**Problem**. Gather all lines in the entries below that include the word "screenshot".
[START]
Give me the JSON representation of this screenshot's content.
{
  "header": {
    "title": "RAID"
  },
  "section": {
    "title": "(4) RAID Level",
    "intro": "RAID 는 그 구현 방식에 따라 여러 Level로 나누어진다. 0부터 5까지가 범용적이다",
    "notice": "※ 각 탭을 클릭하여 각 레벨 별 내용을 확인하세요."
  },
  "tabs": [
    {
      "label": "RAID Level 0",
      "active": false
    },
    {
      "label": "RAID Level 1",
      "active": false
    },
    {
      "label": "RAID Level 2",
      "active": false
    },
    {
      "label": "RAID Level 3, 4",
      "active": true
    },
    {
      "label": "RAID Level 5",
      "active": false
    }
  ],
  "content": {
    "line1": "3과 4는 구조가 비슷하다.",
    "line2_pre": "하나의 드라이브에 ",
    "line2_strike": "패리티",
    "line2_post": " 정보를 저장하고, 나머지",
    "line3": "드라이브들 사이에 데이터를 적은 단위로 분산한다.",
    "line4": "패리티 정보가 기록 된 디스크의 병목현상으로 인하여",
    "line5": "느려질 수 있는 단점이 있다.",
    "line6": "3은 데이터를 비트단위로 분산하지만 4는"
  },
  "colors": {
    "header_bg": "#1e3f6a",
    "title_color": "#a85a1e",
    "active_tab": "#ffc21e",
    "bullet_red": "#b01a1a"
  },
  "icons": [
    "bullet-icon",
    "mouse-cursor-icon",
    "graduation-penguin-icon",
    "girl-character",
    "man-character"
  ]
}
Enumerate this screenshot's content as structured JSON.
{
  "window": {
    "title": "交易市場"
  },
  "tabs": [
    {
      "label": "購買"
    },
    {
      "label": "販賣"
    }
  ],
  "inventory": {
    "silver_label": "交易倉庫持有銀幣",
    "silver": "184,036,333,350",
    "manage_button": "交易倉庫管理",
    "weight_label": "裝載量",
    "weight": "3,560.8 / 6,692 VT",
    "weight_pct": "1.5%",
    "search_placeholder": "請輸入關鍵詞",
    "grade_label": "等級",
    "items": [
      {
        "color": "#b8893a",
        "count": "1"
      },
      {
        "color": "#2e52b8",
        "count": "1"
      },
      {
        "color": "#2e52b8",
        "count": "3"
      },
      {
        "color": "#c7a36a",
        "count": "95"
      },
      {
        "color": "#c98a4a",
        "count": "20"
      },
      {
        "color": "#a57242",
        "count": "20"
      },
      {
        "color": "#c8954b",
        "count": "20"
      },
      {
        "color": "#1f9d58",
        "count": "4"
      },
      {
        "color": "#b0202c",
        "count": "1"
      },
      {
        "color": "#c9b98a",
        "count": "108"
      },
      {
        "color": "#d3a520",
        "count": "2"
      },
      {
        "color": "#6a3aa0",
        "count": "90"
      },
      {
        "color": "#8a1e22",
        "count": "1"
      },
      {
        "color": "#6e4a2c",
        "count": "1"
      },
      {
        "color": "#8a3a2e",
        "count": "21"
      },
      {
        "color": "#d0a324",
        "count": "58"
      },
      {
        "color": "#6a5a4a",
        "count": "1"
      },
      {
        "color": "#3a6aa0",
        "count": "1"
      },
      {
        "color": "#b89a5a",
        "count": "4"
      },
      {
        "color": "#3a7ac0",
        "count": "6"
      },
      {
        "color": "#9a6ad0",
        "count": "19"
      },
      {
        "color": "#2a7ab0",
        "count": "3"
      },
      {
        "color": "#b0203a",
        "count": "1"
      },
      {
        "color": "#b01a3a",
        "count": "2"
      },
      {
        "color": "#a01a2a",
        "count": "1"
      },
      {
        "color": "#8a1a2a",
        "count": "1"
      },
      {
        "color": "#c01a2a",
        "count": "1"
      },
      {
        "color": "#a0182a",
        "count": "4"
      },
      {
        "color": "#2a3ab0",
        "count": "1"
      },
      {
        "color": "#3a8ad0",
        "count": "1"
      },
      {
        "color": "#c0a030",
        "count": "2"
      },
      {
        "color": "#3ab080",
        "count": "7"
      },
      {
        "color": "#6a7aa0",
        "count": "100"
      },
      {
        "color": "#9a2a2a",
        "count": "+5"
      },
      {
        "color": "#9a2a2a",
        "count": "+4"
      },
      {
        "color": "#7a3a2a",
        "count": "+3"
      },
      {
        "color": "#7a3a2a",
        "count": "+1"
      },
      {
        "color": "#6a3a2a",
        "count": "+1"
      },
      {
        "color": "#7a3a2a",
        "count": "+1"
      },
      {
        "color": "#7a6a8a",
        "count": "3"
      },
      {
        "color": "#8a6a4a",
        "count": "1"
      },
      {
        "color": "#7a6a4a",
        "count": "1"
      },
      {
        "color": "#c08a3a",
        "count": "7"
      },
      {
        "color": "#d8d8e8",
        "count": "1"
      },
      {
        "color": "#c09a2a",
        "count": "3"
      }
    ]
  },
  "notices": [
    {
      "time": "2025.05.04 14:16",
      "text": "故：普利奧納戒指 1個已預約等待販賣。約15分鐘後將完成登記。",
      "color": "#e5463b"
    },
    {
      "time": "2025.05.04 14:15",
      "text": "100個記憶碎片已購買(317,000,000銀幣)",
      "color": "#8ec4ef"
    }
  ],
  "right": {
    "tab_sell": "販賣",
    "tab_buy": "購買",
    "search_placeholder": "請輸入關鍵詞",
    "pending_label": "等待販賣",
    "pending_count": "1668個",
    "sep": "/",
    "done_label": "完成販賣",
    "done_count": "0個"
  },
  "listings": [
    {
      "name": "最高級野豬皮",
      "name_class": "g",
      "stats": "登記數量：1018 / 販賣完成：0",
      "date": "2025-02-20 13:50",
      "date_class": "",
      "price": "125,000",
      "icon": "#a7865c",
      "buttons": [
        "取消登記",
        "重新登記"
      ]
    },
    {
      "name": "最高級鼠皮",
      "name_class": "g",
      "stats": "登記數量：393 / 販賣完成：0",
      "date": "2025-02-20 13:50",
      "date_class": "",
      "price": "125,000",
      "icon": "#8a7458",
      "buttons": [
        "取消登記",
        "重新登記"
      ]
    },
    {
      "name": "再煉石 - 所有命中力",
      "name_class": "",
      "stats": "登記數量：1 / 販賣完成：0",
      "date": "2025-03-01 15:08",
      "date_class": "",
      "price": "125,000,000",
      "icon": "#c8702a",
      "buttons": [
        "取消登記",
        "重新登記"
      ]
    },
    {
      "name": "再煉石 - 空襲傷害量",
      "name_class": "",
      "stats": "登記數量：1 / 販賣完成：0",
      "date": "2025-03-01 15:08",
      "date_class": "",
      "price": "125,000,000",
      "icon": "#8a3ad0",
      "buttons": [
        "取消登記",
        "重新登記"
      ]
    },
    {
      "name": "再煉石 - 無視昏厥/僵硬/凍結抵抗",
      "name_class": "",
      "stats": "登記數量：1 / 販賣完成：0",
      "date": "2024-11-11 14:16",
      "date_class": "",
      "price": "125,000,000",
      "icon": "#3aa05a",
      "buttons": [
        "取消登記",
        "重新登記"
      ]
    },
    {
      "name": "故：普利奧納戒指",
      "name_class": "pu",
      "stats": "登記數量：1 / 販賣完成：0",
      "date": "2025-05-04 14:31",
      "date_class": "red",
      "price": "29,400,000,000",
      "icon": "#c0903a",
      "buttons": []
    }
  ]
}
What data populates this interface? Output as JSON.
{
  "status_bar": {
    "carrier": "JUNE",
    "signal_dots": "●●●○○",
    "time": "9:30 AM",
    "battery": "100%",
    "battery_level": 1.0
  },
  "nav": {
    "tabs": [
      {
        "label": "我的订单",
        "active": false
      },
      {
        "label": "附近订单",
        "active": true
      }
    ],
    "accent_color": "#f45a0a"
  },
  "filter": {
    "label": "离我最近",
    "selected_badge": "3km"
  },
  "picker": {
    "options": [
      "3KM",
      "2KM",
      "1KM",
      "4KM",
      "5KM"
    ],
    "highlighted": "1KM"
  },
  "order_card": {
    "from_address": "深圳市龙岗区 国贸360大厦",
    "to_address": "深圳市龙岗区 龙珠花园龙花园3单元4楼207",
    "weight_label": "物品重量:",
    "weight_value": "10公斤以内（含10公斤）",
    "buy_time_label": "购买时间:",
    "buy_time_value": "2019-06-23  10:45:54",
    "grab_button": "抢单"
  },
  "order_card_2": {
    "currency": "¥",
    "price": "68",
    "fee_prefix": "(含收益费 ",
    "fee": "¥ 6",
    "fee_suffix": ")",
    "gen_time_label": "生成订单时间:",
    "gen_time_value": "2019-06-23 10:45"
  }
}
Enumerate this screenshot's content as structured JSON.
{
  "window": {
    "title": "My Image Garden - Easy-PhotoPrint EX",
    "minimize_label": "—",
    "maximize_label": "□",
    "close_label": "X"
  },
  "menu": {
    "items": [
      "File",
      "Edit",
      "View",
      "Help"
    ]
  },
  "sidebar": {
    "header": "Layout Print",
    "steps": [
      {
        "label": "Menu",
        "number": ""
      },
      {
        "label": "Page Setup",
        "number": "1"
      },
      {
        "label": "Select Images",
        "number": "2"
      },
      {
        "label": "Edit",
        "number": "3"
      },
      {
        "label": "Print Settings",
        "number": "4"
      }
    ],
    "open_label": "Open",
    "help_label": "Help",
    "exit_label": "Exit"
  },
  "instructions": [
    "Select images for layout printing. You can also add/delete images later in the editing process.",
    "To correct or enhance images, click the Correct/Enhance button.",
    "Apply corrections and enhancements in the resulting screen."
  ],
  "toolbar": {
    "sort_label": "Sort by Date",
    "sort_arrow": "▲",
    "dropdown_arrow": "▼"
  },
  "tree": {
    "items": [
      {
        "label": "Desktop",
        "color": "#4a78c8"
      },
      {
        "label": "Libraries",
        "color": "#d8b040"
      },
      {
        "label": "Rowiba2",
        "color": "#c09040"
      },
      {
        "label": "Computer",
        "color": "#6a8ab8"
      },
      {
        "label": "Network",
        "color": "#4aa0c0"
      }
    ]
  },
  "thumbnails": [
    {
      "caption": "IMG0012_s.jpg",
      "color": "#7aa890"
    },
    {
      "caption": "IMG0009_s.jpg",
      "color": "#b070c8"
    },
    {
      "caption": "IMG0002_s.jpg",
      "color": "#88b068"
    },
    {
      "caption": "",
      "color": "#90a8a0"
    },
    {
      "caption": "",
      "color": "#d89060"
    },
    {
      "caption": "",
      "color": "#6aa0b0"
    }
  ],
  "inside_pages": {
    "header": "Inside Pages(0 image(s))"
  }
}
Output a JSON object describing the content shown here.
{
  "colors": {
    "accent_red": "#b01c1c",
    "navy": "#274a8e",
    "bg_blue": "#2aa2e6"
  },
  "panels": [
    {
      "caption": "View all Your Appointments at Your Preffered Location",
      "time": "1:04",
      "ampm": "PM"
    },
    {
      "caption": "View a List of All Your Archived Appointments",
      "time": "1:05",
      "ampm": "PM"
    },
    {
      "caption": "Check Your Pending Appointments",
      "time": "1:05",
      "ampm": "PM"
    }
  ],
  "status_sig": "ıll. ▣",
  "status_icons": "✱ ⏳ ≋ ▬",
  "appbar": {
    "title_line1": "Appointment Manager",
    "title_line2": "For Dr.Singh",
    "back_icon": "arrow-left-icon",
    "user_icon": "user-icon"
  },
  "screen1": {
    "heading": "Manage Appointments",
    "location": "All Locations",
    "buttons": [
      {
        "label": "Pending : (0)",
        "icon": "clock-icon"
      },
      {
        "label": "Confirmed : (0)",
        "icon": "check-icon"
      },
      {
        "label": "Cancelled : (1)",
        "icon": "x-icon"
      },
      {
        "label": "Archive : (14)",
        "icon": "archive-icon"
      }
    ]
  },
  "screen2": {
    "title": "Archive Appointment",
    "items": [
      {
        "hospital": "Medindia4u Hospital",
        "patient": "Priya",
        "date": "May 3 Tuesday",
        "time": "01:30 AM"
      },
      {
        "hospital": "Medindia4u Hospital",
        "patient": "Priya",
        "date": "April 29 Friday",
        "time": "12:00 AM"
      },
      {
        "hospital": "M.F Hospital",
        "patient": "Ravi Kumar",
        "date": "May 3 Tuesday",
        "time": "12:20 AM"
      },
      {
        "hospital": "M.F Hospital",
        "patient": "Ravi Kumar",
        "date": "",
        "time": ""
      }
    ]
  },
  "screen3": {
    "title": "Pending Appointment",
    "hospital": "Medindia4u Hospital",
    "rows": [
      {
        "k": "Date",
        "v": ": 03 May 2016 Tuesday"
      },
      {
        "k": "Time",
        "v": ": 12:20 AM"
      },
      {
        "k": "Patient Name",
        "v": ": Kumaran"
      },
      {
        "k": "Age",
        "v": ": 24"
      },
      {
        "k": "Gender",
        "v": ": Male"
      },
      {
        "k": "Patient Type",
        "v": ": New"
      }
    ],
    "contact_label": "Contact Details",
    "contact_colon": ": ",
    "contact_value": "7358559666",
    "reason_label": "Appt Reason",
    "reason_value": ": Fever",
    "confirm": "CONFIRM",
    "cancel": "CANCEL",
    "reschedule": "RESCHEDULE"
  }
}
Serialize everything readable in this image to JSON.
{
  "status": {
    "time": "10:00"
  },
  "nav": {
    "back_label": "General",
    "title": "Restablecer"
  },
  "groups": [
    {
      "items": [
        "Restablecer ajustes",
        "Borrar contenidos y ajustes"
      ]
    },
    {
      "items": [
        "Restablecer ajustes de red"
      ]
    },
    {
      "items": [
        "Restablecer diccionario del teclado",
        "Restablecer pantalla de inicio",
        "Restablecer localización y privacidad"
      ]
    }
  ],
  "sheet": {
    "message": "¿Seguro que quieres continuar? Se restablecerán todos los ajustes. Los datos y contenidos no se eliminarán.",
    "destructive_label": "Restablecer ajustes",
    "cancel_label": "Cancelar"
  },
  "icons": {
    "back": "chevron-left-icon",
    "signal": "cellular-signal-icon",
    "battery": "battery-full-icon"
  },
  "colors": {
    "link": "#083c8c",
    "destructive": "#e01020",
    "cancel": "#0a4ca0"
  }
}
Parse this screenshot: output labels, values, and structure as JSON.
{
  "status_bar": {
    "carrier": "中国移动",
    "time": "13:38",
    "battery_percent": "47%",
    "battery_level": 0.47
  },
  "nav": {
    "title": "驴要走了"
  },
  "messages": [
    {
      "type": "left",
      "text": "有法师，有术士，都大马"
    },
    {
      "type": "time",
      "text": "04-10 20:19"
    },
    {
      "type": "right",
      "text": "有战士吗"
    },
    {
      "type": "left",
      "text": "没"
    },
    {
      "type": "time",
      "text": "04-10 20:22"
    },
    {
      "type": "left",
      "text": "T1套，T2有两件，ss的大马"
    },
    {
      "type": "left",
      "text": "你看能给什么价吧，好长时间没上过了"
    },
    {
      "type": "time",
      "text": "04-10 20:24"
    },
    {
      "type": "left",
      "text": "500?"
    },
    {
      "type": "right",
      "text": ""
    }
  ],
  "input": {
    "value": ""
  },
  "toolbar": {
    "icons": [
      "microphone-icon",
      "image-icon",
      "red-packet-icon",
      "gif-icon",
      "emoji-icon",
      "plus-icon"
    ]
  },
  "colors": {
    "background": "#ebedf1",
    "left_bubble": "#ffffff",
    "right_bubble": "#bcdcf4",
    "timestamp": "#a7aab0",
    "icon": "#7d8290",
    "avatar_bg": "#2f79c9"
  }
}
[END]
**Solution for this task**.
Give me the JSON representation of this screenshot's content.
Enumerate this screenshot's content as structured JSON.
Enumerate this screenshot's content as structured JSON.
Parse this screenshot: output labels, values, and structure as JSON.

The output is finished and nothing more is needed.